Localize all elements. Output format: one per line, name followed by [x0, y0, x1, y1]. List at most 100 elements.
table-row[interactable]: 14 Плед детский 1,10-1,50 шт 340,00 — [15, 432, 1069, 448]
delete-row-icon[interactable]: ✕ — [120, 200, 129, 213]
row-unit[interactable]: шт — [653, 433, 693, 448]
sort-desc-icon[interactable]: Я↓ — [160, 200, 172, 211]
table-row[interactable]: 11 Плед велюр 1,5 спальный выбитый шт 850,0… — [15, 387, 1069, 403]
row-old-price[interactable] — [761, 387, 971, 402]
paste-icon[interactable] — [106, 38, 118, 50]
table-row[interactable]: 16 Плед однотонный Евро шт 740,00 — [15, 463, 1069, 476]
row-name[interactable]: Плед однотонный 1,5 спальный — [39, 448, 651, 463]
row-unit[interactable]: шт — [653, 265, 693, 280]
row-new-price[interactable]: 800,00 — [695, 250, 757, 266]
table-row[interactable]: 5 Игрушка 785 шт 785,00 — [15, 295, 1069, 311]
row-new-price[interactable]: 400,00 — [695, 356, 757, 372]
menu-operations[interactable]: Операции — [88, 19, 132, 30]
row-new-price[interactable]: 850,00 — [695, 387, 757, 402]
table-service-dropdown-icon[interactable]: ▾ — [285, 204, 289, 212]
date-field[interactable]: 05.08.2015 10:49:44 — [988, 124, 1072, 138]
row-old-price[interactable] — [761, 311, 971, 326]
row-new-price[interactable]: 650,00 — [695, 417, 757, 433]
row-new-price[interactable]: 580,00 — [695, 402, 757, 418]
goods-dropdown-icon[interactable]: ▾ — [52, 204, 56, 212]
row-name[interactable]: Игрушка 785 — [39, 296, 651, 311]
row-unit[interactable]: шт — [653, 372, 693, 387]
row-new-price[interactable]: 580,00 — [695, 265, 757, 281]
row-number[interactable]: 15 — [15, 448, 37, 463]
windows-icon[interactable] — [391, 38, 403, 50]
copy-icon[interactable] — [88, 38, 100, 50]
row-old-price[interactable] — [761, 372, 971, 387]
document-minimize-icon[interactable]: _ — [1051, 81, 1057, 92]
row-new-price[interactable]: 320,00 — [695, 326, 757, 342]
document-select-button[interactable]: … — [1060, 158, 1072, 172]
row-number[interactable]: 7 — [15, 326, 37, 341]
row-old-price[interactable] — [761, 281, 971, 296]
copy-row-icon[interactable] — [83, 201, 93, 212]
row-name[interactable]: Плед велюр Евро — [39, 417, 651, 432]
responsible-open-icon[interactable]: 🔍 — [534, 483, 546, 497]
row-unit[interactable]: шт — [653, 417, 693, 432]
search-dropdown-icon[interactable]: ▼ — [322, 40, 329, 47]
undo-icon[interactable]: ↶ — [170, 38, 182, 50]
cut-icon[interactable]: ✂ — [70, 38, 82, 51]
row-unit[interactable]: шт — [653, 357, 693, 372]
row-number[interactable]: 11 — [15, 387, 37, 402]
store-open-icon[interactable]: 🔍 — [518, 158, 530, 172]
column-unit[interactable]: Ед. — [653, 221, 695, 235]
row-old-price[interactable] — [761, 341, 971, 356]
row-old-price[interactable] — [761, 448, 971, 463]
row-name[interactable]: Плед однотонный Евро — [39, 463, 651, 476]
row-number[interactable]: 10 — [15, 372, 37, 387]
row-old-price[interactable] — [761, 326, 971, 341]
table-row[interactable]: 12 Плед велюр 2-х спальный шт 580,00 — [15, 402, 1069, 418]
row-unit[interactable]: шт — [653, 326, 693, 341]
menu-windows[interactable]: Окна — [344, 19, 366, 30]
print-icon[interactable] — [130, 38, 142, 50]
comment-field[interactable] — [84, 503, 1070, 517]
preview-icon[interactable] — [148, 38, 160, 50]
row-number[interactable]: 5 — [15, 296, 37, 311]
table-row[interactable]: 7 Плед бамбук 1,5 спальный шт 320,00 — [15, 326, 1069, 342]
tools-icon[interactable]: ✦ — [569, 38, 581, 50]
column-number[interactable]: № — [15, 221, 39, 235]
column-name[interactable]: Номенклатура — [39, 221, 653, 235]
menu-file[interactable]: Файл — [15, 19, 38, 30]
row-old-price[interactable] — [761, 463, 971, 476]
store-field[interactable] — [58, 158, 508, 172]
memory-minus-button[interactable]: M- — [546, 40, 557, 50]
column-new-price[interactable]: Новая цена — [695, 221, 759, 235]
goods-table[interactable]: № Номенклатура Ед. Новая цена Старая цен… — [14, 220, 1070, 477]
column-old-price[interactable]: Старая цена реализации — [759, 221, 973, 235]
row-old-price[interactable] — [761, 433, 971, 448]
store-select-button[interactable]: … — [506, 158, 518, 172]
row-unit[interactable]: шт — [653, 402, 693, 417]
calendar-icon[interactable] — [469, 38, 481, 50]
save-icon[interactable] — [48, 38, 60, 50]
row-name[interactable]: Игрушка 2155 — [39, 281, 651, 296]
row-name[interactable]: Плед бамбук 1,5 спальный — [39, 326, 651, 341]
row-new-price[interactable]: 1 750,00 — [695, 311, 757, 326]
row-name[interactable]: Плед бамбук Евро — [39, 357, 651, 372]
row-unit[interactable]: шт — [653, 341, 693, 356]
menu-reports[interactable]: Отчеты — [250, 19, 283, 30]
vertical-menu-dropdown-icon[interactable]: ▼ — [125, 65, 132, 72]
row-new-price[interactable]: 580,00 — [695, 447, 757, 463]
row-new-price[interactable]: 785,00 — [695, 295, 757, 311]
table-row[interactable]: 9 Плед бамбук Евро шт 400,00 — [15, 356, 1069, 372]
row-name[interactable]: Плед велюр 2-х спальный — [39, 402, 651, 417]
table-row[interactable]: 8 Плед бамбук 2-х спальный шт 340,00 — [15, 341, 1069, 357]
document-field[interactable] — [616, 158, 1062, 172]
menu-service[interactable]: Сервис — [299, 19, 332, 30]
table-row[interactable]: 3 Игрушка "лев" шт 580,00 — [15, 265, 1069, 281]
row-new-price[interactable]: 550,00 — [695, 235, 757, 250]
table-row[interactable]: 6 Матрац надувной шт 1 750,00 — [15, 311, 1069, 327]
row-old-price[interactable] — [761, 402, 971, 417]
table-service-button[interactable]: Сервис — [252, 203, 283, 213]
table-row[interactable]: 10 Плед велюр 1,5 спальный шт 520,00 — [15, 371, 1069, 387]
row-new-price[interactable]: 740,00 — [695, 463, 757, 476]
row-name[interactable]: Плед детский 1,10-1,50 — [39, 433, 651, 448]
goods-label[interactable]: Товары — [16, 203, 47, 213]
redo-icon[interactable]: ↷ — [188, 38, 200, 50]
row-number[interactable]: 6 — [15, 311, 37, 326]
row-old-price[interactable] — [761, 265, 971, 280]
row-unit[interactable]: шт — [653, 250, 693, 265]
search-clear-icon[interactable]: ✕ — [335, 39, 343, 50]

__________________________________________________

#### STATED PROBLEM:
Edit the records from the start through the line that contains "search-dropdown-icon[interactable]: ▼ —", inclusive: replace "row-old-price" with "row-previous-price" everywhere in those lines and keep everything else unchanged.

#### WORKED SOLUTION:
Localize all elements. Output format: one per line, name followed by [x0, y0, x1, y1]. List at most 100 elements.
table-row[interactable]: 14 Плед детский 1,10-1,50 шт 340,00 — [15, 432, 1069, 448]
delete-row-icon[interactable]: ✕ — [120, 200, 129, 213]
row-unit[interactable]: шт — [653, 433, 693, 448]
sort-desc-icon[interactable]: Я↓ — [160, 200, 172, 211]
table-row[interactable]: 11 Плед велюр 1,5 спальный выбитый шт 850,0… — [15, 387, 1069, 403]
row-previous-price[interactable] — [761, 387, 971, 402]
paste-icon[interactable] — [106, 38, 118, 50]
table-row[interactable]: 16 Плед однотонный Евро шт 740,00 — [15, 463, 1069, 476]
row-name[interactable]: Плед однотонный 1,5 спальный — [39, 448, 651, 463]
row-unit[interactable]: шт — [653, 265, 693, 280]
row-new-price[interactable]: 800,00 — [695, 250, 757, 266]
table-row[interactable]: 5 Игрушка 785 шт 785,00 — [15, 295, 1069, 311]
row-new-price[interactable]: 400,00 — [695, 356, 757, 372]
menu-operations[interactable]: Операции — [88, 19, 132, 30]
row-new-price[interactable]: 850,00 — [695, 387, 757, 402]
table-service-dropdown-icon[interactable]: ▾ — [285, 204, 289, 212]
date-field[interactable]: 05.08.2015 10:49:44 — [988, 124, 1072, 138]
row-previous-price[interactable] — [761, 311, 971, 326]
row-new-price[interactable]: 650,00 — [695, 417, 757, 433]
row-new-price[interactable]: 580,00 — [695, 402, 757, 418]
goods-dropdown-icon[interactable]: ▾ — [52, 204, 56, 212]
row-name[interactable]: Игрушка 785 — [39, 296, 651, 311]
row-unit[interactable]: шт — [653, 372, 693, 387]
row-new-price[interactable]: 580,00 — [695, 265, 757, 281]
row-number[interactable]: 15 — [15, 448, 37, 463]
windows-icon[interactable] — [391, 38, 403, 50]
copy-icon[interactable] — [88, 38, 100, 50]
row-previous-price[interactable] — [761, 372, 971, 387]
document-minimize-icon[interactable]: _ — [1051, 81, 1057, 92]
row-new-price[interactable]: 320,00 — [695, 326, 757, 342]
document-select-button[interactable]: … — [1060, 158, 1072, 172]
row-number[interactable]: 7 — [15, 326, 37, 341]
row-previous-price[interactable] — [761, 281, 971, 296]
copy-row-icon[interactable] — [83, 201, 93, 212]
row-name[interactable]: Плед велюр Евро — [39, 417, 651, 432]
responsible-open-icon[interactable]: 🔍 — [534, 483, 546, 497]
row-unit[interactable]: шт — [653, 417, 693, 432]
search-dropdown-icon[interactable]: ▼ — [322, 40, 329, 47]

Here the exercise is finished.